### Directions
Below is a listing; reproduce each line of it exactly.

### Record excerpts
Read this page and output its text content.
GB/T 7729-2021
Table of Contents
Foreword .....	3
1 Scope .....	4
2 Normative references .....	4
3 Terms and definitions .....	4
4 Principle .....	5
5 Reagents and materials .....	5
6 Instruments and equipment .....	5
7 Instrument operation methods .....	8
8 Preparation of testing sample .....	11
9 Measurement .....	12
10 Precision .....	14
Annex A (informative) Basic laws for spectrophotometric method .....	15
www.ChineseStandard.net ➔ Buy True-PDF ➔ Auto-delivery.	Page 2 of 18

### Right answer
Read this page and output its text content.
GB/T 7729-2021
Table of Contents
Foreword .....	3
1 Scope .....	4
2 Normative references .....	4
3 Terms and definitions .....	4
4 Principle .....	5
5 Reagents and materials .....	5
6 Instruments and equipment .....	5
7 Instrument operation methods .....	8
8 Preparation of testing sample .....	11
9 Measurement .....	12
10 Precision .....	14
Annex A (informative) Basic laws for spectrophotometric method .....	15
www.ChineseStandard.net ➔ Buy True-PDF ➔ Auto-delivery.	Page 2 of 18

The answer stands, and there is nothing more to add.